_What to do_
Every line below is to be copied exactly, with the pictures left out.
• • • •
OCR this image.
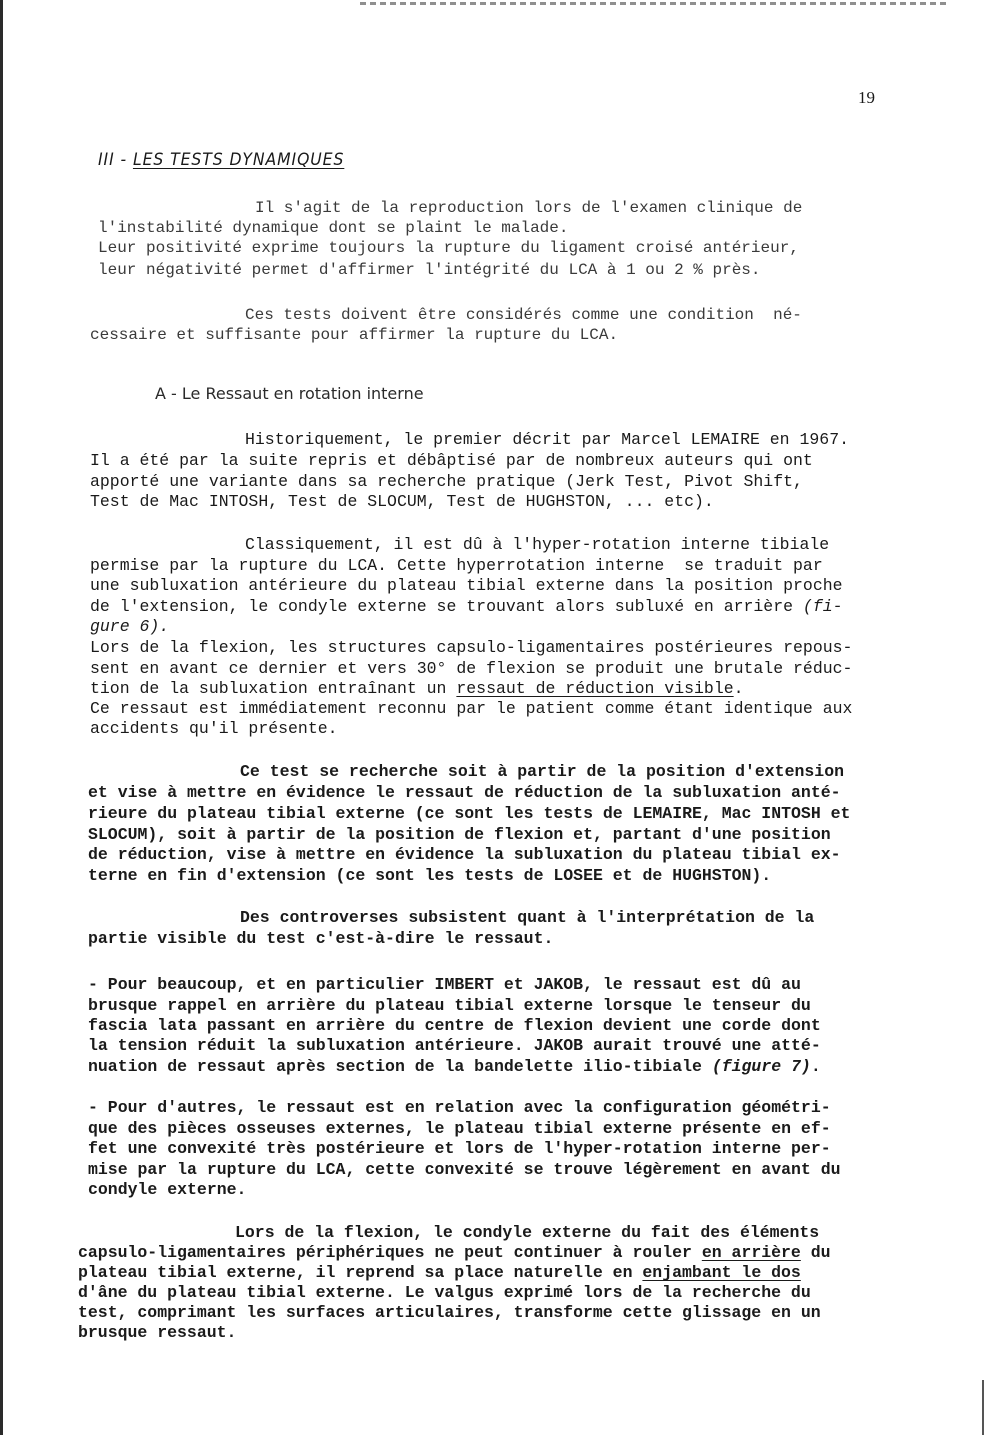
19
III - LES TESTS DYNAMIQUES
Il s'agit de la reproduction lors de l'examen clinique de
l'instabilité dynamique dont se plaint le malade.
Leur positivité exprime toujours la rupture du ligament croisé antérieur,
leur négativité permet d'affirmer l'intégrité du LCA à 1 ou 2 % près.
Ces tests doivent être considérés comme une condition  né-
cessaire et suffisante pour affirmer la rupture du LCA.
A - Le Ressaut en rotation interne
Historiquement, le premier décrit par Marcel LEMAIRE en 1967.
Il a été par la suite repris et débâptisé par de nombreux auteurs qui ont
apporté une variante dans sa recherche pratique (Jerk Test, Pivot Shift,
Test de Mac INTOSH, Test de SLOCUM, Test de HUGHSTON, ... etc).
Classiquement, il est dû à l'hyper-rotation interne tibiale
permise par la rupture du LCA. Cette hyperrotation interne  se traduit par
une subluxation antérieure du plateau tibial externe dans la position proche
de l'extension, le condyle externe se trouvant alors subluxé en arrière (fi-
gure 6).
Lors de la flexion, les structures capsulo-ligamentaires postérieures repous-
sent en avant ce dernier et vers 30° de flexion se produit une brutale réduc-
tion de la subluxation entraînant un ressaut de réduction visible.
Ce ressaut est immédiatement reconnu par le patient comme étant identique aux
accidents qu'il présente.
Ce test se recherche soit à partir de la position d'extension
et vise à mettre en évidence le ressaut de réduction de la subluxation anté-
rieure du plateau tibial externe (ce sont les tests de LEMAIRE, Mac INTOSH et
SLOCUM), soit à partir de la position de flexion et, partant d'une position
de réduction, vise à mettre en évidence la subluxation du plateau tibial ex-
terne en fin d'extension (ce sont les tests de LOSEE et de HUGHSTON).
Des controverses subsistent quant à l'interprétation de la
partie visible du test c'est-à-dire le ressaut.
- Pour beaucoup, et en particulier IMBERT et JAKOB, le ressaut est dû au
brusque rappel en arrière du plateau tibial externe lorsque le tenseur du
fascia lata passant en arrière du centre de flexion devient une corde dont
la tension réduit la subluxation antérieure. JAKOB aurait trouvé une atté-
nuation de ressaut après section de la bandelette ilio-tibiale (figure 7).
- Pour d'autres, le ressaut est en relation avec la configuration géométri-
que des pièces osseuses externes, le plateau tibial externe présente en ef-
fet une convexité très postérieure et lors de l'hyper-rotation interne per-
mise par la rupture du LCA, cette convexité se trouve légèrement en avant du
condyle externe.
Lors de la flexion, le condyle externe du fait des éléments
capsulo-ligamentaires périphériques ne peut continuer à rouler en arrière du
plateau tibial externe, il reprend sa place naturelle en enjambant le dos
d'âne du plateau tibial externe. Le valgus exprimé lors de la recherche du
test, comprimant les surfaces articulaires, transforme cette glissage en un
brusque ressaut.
• • • •
_Final answer_
OCR this image.
19
III - LES TESTS DYNAMIQUES
Il s'agit de la reproduction lors de l'examen clinique de
l'instabilité dynamique dont se plaint le malade.
Leur positivité exprime toujours la rupture du ligament croisé antérieur,
leur négativité permet d'affirmer l'intégrité du LCA à 1 ou 2 % près.
Ces tests doivent être considérés comme une condition  né-
cessaire et suffisante pour affirmer la rupture du LCA.
A - Le Ressaut en rotation interne
Historiquement, le premier décrit par Marcel LEMAIRE en 1967.
Il a été par la suite repris et débâptisé par de nombreux auteurs qui ont
apporté une variante dans sa recherche pratique (Jerk Test, Pivot Shift,
Test de Mac INTOSH, Test de SLOCUM, Test de HUGHSTON, ... etc).
Classiquement, il est dû à l'hyper-rotation interne tibiale
permise par la rupture du LCA. Cette hyperrotation interne  se traduit par
une subluxation antérieure du plateau tibial externe dans la position proche
de l'extension, le condyle externe se trouvant alors subluxé en arrière (fi-
gure 6).
Lors de la flexion, les structures capsulo-ligamentaires postérieures repous-
sent en avant ce dernier et vers 30° de flexion se produit une brutale réduc-
tion de la subluxation entraînant un ressaut de réduction visible.
Ce ressaut est immédiatement reconnu par le patient comme étant identique aux
accidents qu'il présente.
Ce test se recherche soit à partir de la position d'extension
et vise à mettre en évidence le ressaut de réduction de la subluxation anté-
rieure du plateau tibial externe (ce sont les tests de LEMAIRE, Mac INTOSH et
SLOCUM), soit à partir de la position de flexion et, partant d'une position
de réduction, vise à mettre en évidence la subluxation du plateau tibial ex-
terne en fin d'extension (ce sont les tests de LOSEE et de HUGHSTON).
Des controverses subsistent quant à l'interprétation de la
partie visible du test c'est-à-dire le ressaut.
- Pour beaucoup, et en particulier IMBERT et JAKOB, le ressaut est dû au
brusque rappel en arrière du plateau tibial externe lorsque le tenseur du
fascia lata passant en arrière du centre de flexion devient une corde dont
la tension réduit la subluxation antérieure. JAKOB aurait trouvé une atté-
nuation de ressaut après section de la bandelette ilio-tibiale (figure 7).
- Pour d'autres, le ressaut est en relation avec la configuration géométri-
que des pièces osseuses externes, le plateau tibial externe présente en ef-
fet une convexité très postérieure et lors de l'hyper-rotation interne per-
mise par la rupture du LCA, cette convexité se trouve légèrement en avant du
condyle externe.
Lors de la flexion, le condyle externe du fait des éléments
capsulo-ligamentaires périphériques ne peut continuer à rouler en arrière du
plateau tibial externe, il reprend sa place naturelle en enjambant le dos
d'âne du plateau tibial externe. Le valgus exprimé lors de la recherche du
test, comprimant les surfaces articulaires, transforme cette glissage en un
brusque ressaut.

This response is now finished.